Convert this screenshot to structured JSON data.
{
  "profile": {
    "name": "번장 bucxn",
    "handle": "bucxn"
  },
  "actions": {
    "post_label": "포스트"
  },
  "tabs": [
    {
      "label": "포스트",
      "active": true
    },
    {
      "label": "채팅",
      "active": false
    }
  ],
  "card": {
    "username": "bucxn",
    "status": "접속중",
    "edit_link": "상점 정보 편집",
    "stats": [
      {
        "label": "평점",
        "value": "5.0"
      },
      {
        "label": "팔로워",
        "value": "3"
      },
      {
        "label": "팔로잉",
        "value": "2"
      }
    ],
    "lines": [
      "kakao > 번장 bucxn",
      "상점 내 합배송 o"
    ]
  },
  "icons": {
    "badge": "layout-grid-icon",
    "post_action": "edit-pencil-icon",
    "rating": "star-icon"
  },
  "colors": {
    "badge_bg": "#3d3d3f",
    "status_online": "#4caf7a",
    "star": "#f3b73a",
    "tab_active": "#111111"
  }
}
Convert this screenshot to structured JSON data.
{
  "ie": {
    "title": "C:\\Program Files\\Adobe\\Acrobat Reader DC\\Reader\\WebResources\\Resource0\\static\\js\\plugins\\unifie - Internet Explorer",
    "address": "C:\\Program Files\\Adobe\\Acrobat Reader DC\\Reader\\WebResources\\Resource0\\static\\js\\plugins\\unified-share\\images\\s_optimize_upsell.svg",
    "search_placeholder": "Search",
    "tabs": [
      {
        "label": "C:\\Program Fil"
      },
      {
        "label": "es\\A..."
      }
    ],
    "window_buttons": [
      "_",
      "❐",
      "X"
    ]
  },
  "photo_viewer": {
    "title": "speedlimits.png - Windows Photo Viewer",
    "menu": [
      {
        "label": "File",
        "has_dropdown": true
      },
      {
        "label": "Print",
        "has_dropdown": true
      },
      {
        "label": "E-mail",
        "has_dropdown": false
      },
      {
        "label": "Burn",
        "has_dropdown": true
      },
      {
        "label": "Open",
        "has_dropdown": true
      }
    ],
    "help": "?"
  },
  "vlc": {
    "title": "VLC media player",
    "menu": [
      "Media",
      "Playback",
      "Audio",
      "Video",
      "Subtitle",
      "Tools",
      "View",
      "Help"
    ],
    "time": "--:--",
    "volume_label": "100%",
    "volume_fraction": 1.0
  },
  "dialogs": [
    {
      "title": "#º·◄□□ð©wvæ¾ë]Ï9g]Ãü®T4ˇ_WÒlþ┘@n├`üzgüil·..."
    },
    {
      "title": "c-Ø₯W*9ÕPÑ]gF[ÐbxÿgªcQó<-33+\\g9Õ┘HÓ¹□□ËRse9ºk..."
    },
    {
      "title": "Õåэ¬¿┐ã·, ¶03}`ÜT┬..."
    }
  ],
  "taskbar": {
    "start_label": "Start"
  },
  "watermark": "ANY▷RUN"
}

What is needed> All of the entries need to be reproduced exactly; please write them out.

Exercise answer>
Convert this screenshot to structured JSON data.
{
  "profile": {
    "name": "번장 bucxn",
    "handle": "bucxn"
  },
  "actions": {
    "post_label": "포스트"
  },
  "tabs": [
    {
      "label": "포스트",
      "active": true
    },
    {
      "label": "채팅",
      "active": false
    }
  ],
  "card": {
    "username": "bucxn",
    "status": "접속중",
    "edit_link": "상점 정보 편집",
    "stats": [
      {
        "label": "평점",
        "value": "5.0"
      },
      {
        "label": "팔로워",
        "value": "3"
      },
      {
        "label": "팔로잉",
        "value": "2"
      }
    ],
    "lines": [
      "kakao > 번장 bucxn",
      "상점 내 합배송 o"
    ]
  },
  "icons": {
    "badge": "layout-grid-icon",
    "post_action": "edit-pencil-icon",
    "rating": "star-icon"
  },
  "colors": {
    "badge_bg": "#3d3d3f",
    "status_online": "#4caf7a",
    "star": "#f3b73a",
    "tab_active": "#111111"
  }
}
Convert this screenshot to structured JSON data.
{
  "ie": {
    "title": "C:\\Program Files\\Adobe\\Acrobat Reader DC\\Reader\\WebResources\\Resource0\\static\\js\\plugins\\unifie - Internet Explorer",
    "address": "C:\\Program Files\\Adobe\\Acrobat Reader DC\\Reader\\WebResources\\Resource0\\static\\js\\plugins\\unified-share\\images\\s_optimize_upsell.svg",
    "search_placeholder": "Search",
    "tabs": [
      {
        "label": "C:\\Program Fil"
      },
      {
        "label": "es\\A..."
      }
    ],
    "window_buttons": [
      "_",
      "❐",
      "X"
    ]
  },
  "photo_viewer": {
    "title": "speedlimits.png - Windows Photo Viewer",
    "menu": [
      {
        "label": "File",
        "has_dropdown": true
      },
      {
        "label": "Print",
        "has_dropdown": true
      },
      {
        "label": "E-mail",
        "has_dropdown": false
      },
      {
        "label": "Burn",
        "has_dropdown": true
      },
      {
        "label": "Open",
        "has_dropdown": true
      }
    ],
    "help": "?"
  },
  "vlc": {
    "title": "VLC media player",
    "menu": [
      "Media",
      "Playback",
      "Audio",
      "Video",
      "Subtitle",
      "Tools",
      "View",
      "Help"
    ],
    "time": "--:--",
    "volume_label": "100%",
    "volume_fraction": 1.0
  },
  "dialogs": [
    {
      "title": "#º·◄□□ð©wvæ¾ë]Ï9g]Ãü®T4ˇ_WÒlþ┘@n├`üzgüil·..."
    },
    {
      "title": "c-Ø₯W*9ÕPÑ]gF[ÐbxÿgªcQó<-33+\\g9Õ┘HÓ¹□□ËRse9ºk..."
    },
    {
      "title": "Õåэ¬¿┐ã·, ¶03}`ÜT┬..."
    }
  ],
  "taskbar": {
    "start_label": "Start"
  },
  "watermark": "ANY▷RUN"
}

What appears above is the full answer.